> [Exercise prompt]: Quote the entries that follow exactly, leaving none out.
#####
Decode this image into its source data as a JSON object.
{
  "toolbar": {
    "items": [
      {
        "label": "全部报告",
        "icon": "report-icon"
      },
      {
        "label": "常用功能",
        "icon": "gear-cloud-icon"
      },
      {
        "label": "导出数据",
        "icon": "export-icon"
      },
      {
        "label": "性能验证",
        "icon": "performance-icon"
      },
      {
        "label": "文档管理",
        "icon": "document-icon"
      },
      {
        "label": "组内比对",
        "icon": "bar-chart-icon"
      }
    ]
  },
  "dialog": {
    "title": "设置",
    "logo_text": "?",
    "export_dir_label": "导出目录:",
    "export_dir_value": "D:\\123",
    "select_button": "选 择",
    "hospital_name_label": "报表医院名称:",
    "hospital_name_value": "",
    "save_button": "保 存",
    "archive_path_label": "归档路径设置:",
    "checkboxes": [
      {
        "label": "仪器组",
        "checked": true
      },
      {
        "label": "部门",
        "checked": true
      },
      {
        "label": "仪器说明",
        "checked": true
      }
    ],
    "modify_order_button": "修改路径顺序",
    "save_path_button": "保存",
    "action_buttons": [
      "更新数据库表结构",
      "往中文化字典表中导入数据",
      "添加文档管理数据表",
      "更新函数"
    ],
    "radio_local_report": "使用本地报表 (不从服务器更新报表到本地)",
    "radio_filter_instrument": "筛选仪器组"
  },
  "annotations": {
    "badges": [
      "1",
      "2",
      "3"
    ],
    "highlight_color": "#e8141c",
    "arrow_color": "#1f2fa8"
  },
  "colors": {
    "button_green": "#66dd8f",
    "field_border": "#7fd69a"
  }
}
#####
> [Exercise result]:
Decode this image into its source data as a JSON object.
{
  "toolbar": {
    "items": [
      {
        "label": "全部报告",
        "icon": "report-icon"
      },
      {
        "label": "常用功能",
        "icon": "gear-cloud-icon"
      },
      {
        "label": "导出数据",
        "icon": "export-icon"
      },
      {
        "label": "性能验证",
        "icon": "performance-icon"
      },
      {
        "label": "文档管理",
        "icon": "document-icon"
      },
      {
        "label": "组内比对",
        "icon": "bar-chart-icon"
      }
    ]
  },
  "dialog": {
    "title": "设置",
    "logo_text": "?",
    "export_dir_label": "导出目录:",
    "export_dir_value": "D:\\123",
    "select_button": "选 择",
    "hospital_name_label": "报表医院名称:",
    "hospital_name_value": "",
    "save_button": "保 存",
    "archive_path_label": "归档路径设置:",
    "checkboxes": [
      {
        "label": "仪器组",
        "checked": true
      },
      {
        "label": "部门",
        "checked": true
      },
      {
        "label": "仪器说明",
        "checked": true
      }
    ],
    "modify_order_button": "修改路径顺序",
    "save_path_button": "保存",
    "action_buttons": [
      "更新数据库表结构",
      "往中文化字典表中导入数据",
      "添加文档管理数据表",
      "更新函数"
    ],
    "radio_local_report": "使用本地报表 (不从服务器更新报表到本地)",
    "radio_filter_instrument": "筛选仪器组"
  },
  "annotations": {
    "badges": [
      "1",
      "2",
      "3"
    ],
    "highlight_color": "#e8141c",
    "arrow_color": "#1f2fa8"
  },
  "colors": {
    "button_green": "#66dd8f",
    "field_border": "#7fd69a"
  }
}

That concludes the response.